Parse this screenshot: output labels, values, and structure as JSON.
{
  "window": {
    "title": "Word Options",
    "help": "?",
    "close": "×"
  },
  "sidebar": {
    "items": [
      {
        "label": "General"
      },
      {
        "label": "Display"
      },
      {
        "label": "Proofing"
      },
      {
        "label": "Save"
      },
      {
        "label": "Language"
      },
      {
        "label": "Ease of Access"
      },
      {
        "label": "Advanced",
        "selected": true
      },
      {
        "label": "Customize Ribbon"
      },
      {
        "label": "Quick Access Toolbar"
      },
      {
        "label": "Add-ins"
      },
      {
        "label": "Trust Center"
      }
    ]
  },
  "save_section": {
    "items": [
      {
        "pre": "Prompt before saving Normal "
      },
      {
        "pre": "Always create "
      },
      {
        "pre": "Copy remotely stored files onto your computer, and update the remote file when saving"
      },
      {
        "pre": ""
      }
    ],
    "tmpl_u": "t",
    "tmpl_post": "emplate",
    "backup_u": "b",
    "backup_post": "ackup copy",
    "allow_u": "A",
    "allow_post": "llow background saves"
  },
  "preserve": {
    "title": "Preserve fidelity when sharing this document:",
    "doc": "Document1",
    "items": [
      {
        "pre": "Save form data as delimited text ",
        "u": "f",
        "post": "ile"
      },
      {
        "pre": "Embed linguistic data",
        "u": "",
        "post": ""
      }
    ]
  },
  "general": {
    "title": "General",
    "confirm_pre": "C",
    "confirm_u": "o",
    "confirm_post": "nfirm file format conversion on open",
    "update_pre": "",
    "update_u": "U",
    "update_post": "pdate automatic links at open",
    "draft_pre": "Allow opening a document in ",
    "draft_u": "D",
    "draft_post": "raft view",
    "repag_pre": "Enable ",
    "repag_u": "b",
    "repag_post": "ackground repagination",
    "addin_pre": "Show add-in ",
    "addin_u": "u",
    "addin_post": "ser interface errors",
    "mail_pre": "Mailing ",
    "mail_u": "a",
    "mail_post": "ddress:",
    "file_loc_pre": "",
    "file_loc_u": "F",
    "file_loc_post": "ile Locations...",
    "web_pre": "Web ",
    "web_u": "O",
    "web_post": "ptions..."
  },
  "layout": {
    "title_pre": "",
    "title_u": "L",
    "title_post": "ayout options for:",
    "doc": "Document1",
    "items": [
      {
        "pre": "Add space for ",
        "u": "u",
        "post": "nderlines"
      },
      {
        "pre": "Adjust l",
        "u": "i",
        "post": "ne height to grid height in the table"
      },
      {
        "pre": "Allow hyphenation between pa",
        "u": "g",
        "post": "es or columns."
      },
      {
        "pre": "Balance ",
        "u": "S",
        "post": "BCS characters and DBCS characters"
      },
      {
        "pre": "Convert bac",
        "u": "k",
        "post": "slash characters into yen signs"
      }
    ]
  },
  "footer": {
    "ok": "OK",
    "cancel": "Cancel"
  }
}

- [Given task]:
Above are the records; copy every line in them that holds the word "Access".

- [Solution for this problem]:
        "label": "Ease of Access"
        "label": "Quick Access Toolbar"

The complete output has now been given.